• Exercise goal
Without the images, write out all of the following entries exactly.

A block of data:

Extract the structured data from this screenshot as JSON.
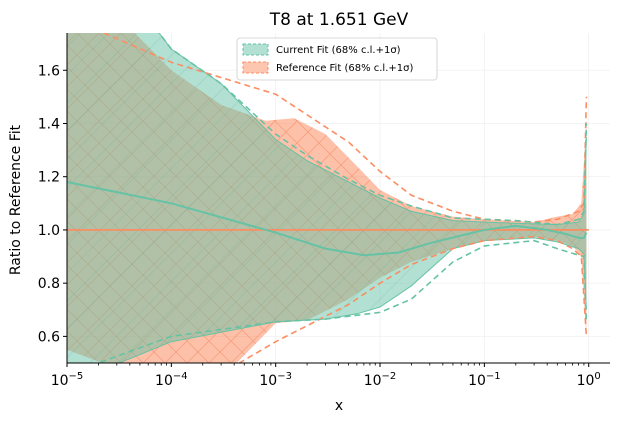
{
  "chart_data": {
    "type": "area",
    "title": "T8 at 1.651 GeV",
    "xlabel": "x",
    "ylabel": "Ratio to Reference Fit",
    "xscale": "log",
    "xlim": [
      1e-05,
      1.6
    ],
    "ylim": [
      0.5,
      1.74
    ],
    "xticks": [
      {
        "value": 1e-05,
        "base": "10",
        "exp": "−5"
      },
      {
        "value": 0.0001,
        "base": "10",
        "exp": "−4"
      },
      {
        "value": 0.001,
        "base": "10",
        "exp": "−3"
      },
      {
        "value": 0.01,
        "base": "10",
        "exp": "−2"
      },
      {
        "value": 0.1,
        "base": "10",
        "exp": "−1"
      },
      {
        "value": 1,
        "base": "10",
        "exp": "0"
      }
    ],
    "yticks": [
      "0.6",
      "0.8",
      "1.0",
      "1.2",
      "1.4",
      "1.6"
    ],
    "grid": "faint",
    "legend_position": "top-center",
    "series": [
      {
        "name": "Current Fit (68% c.l.+1σ)",
        "color": "#66c2a5",
        "central": [
          [
            1e-05,
            1.18
          ],
          [
            0.0001,
            1.1
          ],
          [
            0.001,
            0.99
          ],
          [
            0.003,
            0.93
          ],
          [
            0.007,
            0.905
          ],
          [
            0.015,
            0.915
          ],
          [
            0.03,
            0.95
          ],
          [
            0.1,
            1.0
          ],
          [
            0.2,
            1.015
          ],
          [
            0.4,
            1.0
          ],
          [
            0.6,
            0.985
          ],
          [
            0.8,
            0.97
          ],
          [
            0.9,
            0.97
          ],
          [
            0.95,
            0.99
          ]
        ],
        "band_upper": [
          [
            1e-05,
            2.3
          ],
          [
            3e-05,
            1.95
          ],
          [
            0.0001,
            1.68
          ],
          [
            0.0003,
            1.55
          ],
          [
            0.001,
            1.34
          ],
          [
            0.002,
            1.26
          ],
          [
            0.005,
            1.18
          ],
          [
            0.01,
            1.12
          ],
          [
            0.02,
            1.07
          ],
          [
            0.05,
            1.035
          ],
          [
            0.1,
            1.03
          ],
          [
            0.2,
            1.025
          ],
          [
            0.5,
            1.02
          ],
          [
            0.8,
            1.03
          ],
          [
            0.9,
            1.06
          ],
          [
            0.95,
            1.35
          ]
        ],
        "band_lower": [
          [
            1e-05,
            0.42
          ],
          [
            0.0001,
            0.58
          ],
          [
            0.001,
            0.655
          ],
          [
            0.003,
            0.665
          ],
          [
            0.006,
            0.685
          ],
          [
            0.01,
            0.71
          ],
          [
            0.02,
            0.79
          ],
          [
            0.05,
            0.93
          ],
          [
            0.1,
            0.96
          ],
          [
            0.3,
            0.97
          ],
          [
            0.5,
            0.955
          ],
          [
            0.8,
            0.93
          ],
          [
            0.9,
            0.91
          ],
          [
            0.95,
            0.7
          ]
        ],
        "dash_upper": [
          [
            1e-05,
            2.3
          ],
          [
            3e-05,
            1.95
          ],
          [
            0.0001,
            1.68
          ],
          [
            0.0003,
            1.55
          ],
          [
            0.001,
            1.36
          ],
          [
            0.002,
            1.28
          ],
          [
            0.005,
            1.19
          ],
          [
            0.01,
            1.13
          ],
          [
            0.02,
            1.09
          ],
          [
            0.05,
            1.045
          ],
          [
            0.1,
            1.04
          ],
          [
            0.2,
            1.035
          ],
          [
            0.5,
            1.02
          ],
          [
            0.8,
            1.04
          ],
          [
            0.9,
            1.07
          ],
          [
            0.95,
            1.4
          ]
        ],
        "dash_lower": [
          [
            1e-05,
            0.42
          ],
          [
            2e-05,
            0.5
          ],
          [
            0.0001,
            0.6
          ],
          [
            0.001,
            0.655
          ],
          [
            0.003,
            0.665
          ],
          [
            0.01,
            0.69
          ],
          [
            0.02,
            0.74
          ],
          [
            0.05,
            0.88
          ],
          [
            0.1,
            0.94
          ],
          [
            0.3,
            0.96
          ],
          [
            0.5,
            0.93
          ],
          [
            0.8,
            0.905
          ],
          [
            0.9,
            0.9
          ],
          [
            0.95,
            0.65
          ]
        ]
      },
      {
        "name": "Reference Fit (68% c.l.+1σ)",
        "color": "#fc8d62",
        "central": [
          [
            1e-05,
            1.0
          ],
          [
            1.0,
            1.0
          ]
        ],
        "band_upper": [
          [
            1e-05,
            2.0
          ],
          [
            0.0001,
            1.6
          ],
          [
            0.0003,
            1.47
          ],
          [
            0.0008,
            1.41
          ],
          [
            0.0015,
            1.42
          ],
          [
            0.003,
            1.36
          ],
          [
            0.006,
            1.24
          ],
          [
            0.01,
            1.15
          ],
          [
            0.02,
            1.09
          ],
          [
            0.05,
            1.05
          ],
          [
            0.1,
            1.04
          ],
          [
            0.3,
            1.03
          ],
          [
            0.5,
            1.05
          ],
          [
            0.7,
            1.06
          ],
          [
            0.85,
            1.1
          ],
          [
            0.95,
            1.4
          ]
        ],
        "band_lower": [
          [
            1e-05,
            0.55
          ],
          [
            3e-05,
            0.48
          ],
          [
            0.0001,
            0.42
          ],
          [
            0.0003,
            0.44
          ],
          [
            0.001,
            0.65
          ],
          [
            0.002,
            0.66
          ],
          [
            0.005,
            0.74
          ],
          [
            0.01,
            0.82
          ],
          [
            0.02,
            0.88
          ],
          [
            0.05,
            0.93
          ],
          [
            0.1,
            0.96
          ],
          [
            0.3,
            0.975
          ],
          [
            0.5,
            0.96
          ],
          [
            0.7,
            0.94
          ],
          [
            0.85,
            0.9
          ],
          [
            0.95,
            0.6
          ]
        ],
        "dash_upper": [
          [
            1e-05,
            1.8
          ],
          [
            0.0001,
            1.63
          ],
          [
            0.001,
            1.51
          ],
          [
            0.005,
            1.33
          ],
          [
            0.01,
            1.22
          ],
          [
            0.02,
            1.13
          ],
          [
            0.05,
            1.07
          ],
          [
            0.1,
            1.04
          ],
          [
            0.3,
            1.03
          ],
          [
            0.5,
            1.04
          ],
          [
            0.8,
            1.07
          ],
          [
            0.9,
            1.1
          ],
          [
            0.95,
            1.5
          ]
        ],
        "dash_lower": [
          [
            1e-05,
            0.2
          ],
          [
            0.0001,
            0.35
          ],
          [
            0.001,
            0.58
          ],
          [
            0.005,
            0.72
          ],
          [
            0.01,
            0.8
          ],
          [
            0.02,
            0.87
          ],
          [
            0.05,
            0.93
          ],
          [
            0.1,
            0.96
          ],
          [
            0.3,
            0.975
          ],
          [
            0.5,
            0.96
          ],
          [
            0.7,
            0.93
          ],
          [
            0.85,
            0.9
          ],
          [
            0.95,
            0.6
          ]
        ]
      }
    ]
  }
}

• Output of the task
Extract the structured data from this screenshot as JSON.
{
  "chart_data": {
    "type": "area",
    "title": "T8 at 1.651 GeV",
    "xlabel": "x",
    "ylabel": "Ratio to Reference Fit",
    "xscale": "log",
    "xlim": [
      1e-05,
      1.6
    ],
    "ylim": [
      0.5,
      1.74
    ],
    "xticks": [
      {
        "value": 1e-05,
        "base": "10",
        "exp": "−5"
      },
      {
        "value": 0.0001,
        "base": "10",
        "exp": "−4"
      },
      {
        "value": 0.001,
        "base": "10",
        "exp": "−3"
      },
      {
        "value": 0.01,
        "base": "10",
        "exp": "−2"
      },
      {
        "value": 0.1,
        "base": "10",
        "exp": "−1"
      },
      {
        "value": 1,
        "base": "10",
        "exp": "0"
      }
    ],
    "yticks": [
      "0.6",
      "0.8",
      "1.0",
      "1.2",
      "1.4",
      "1.6"
    ],
    "grid": "faint",
    "legend_position": "top-center",
    "series": [
      {
        "name": "Current Fit (68% c.l.+1σ)",
        "color": "#66c2a5",
        "central": [
          [
            1e-05,
            1.18
          ],
          [
            0.0001,
            1.1
          ],
          [
            0.001,
            0.99
          ],
          [
            0.003,
            0.93
          ],
          [
            0.007,
            0.905
          ],
          [
            0.015,
            0.915
          ],
          [
            0.03,
            0.95
          ],
          [
            0.1,
            1.0
          ],
          [
            0.2,
            1.015
          ],
          [
            0.4,
            1.0
          ],
          [
            0.6,
            0.985
          ],
          [
            0.8,
            0.97
          ],
          [
            0.9,
            0.97
          ],
          [
            0.95,
            0.99
          ]
        ],
        "band_upper": [
          [
            1e-05,
            2.3
          ],
          [
            3e-05,
            1.95
          ],
          [
            0.0001,
            1.68
          ],
          [
            0.0003,
            1.55
          ],
          [
            0.001,
            1.34
          ],
          [
            0.002,
            1.26
          ],
          [
            0.005,
            1.18
          ],
          [
            0.01,
            1.12
          ],
          [
            0.02,
            1.07
          ],
          [
            0.05,
            1.035
          ],
          [
            0.1,
            1.03
          ],
          [
            0.2,
            1.025
          ],
          [
            0.5,
            1.02
          ],
          [
            0.8,
            1.03
          ],
          [
            0.9,
            1.06
          ],
          [
            0.95,
            1.35
          ]
        ],
        "band_lower": [
          [
            1e-05,
            0.42
          ],
          [
            0.0001,
            0.58
          ],
          [
            0.001,
            0.655
          ],
          [
            0.003,
            0.665
          ],
          [
            0.006,
            0.685
          ],
          [
            0.01,
            0.71
          ],
          [
            0.02,
            0.79
          ],
          [
            0.05,
            0.93
          ],
          [
            0.1,
            0.96
          ],
          [
            0.3,
            0.97
          ],
          [
            0.5,
            0.955
          ],
          [
            0.8,
            0.93
          ],
          [
            0.9,
            0.91
          ],
          [
            0.95,
            0.7
          ]
        ],
        "dash_upper": [
          [
            1e-05,
            2.3
          ],
          [
            3e-05,
            1.95
          ],
          [
            0.0001,
            1.68
          ],
          [
            0.0003,
            1.55
          ],
          [
            0.001,
            1.36
          ],
          [
            0.002,
            1.28
          ],
          [
            0.005,
            1.19
          ],
          [
            0.01,
            1.13
          ],
          [
            0.02,
            1.09
          ],
          [
            0.05,
            1.045
          ],
          [
            0.1,
            1.04
          ],
          [
            0.2,
            1.035
          ],
          [
            0.5,
            1.02
          ],
          [
            0.8,
            1.04
          ],
          [
            0.9,
            1.07
          ],
          [
            0.95,
            1.4
          ]
        ],
        "dash_lower": [
          [
            1e-05,
            0.42
          ],
          [
            2e-05,
            0.5
          ],
          [
            0.0001,
            0.6
          ],
          [
            0.001,
            0.655
          ],
          [
            0.003,
            0.665
          ],
          [
            0.01,
            0.69
          ],
          [
            0.02,
            0.74
          ],
          [
            0.05,
            0.88
          ],
          [
            0.1,
            0.94
          ],
          [
            0.3,
            0.96
          ],
          [
            0.5,
            0.93
          ],
          [
            0.8,
            0.905
          ],
          [
            0.9,
            0.9
          ],
          [
            0.95,
            0.65
          ]
        ]
      },
      {
        "name": "Reference Fit (68% c.l.+1σ)",
        "color": "#fc8d62",
        "central": [
          [
            1e-05,
            1.0
          ],
          [
            1.0,
            1.0
          ]
        ],
        "band_upper": [
          [
            1e-05,
            2.0
          ],
          [
            0.0001,
            1.6
          ],
          [
            0.0003,
            1.47
          ],
          [
            0.0008,
            1.41
          ],
          [
            0.0015,
            1.42
          ],
          [
            0.003,
            1.36
          ],
          [
            0.006,
            1.24
          ],
          [
            0.01,
            1.15
          ],
          [
            0.02,
            1.09
          ],
          [
            0.05,
            1.05
          ],
          [
            0.1,
            1.04
          ],
          [
            0.3,
            1.03
          ],
          [
            0.5,
            1.05
          ],
          [
            0.7,
            1.06
          ],
          [
            0.85,
            1.1
          ],
          [
            0.95,
            1.4
          ]
        ],
        "band_lower": [
          [
            1e-05,
            0.55
          ],
          [
            3e-05,
            0.48
          ],
          [
            0.0001,
            0.42
          ],
          [
            0.0003,
            0.44
          ],
          [
            0.001,
            0.65
          ],
          [
            0.002,
            0.66
          ],
          [
            0.005,
            0.74
          ],
          [
            0.01,
            0.82
          ],
          [
            0.02,
            0.88
          ],
          [
            0.05,
            0.93
          ],
          [
            0.1,
            0.96
          ],
          [
            0.3,
            0.975
          ],
          [
            0.5,
            0.96
          ],
          [
            0.7,
            0.94
          ],
          [
            0.85,
            0.9
          ],
          [
            0.95,
            0.6
          ]
        ],
        "dash_upper": [
          [
            1e-05,
            1.8
          ],
          [
            0.0001,
            1.63
          ],
          [
            0.001,
            1.51
          ],
          [
            0.005,
            1.33
          ],
          [
            0.01,
            1.22
          ],
          [
            0.02,
            1.13
          ],
          [
            0.05,
            1.07
          ],
          [
            0.1,
            1.04
          ],
          [
            0.3,
            1.03
          ],
          [
            0.5,
            1.04
          ],
          [
            0.8,
            1.07
          ],
          [
            0.9,
            1.1
          ],
          [
            0.95,
            1.5
          ]
        ],
        "dash_lower": [
          [
            1e-05,
            0.2
          ],
          [
            0.0001,
            0.35
          ],
          [
            0.001,
            0.58
          ],
          [
            0.005,
            0.72
          ],
          [
            0.01,
            0.8
          ],
          [
            0.02,
            0.87
          ],
          [
            0.05,
            0.93
          ],
          [
            0.1,
            0.96
          ],
          [
            0.3,
            0.975
          ],
          [
            0.5,
            0.96
          ],
          [
            0.7,
            0.93
          ],
          [
            0.85,
            0.9
          ],
          [
            0.95,
            0.6
          ]
        ]
      }
    ]
  }
}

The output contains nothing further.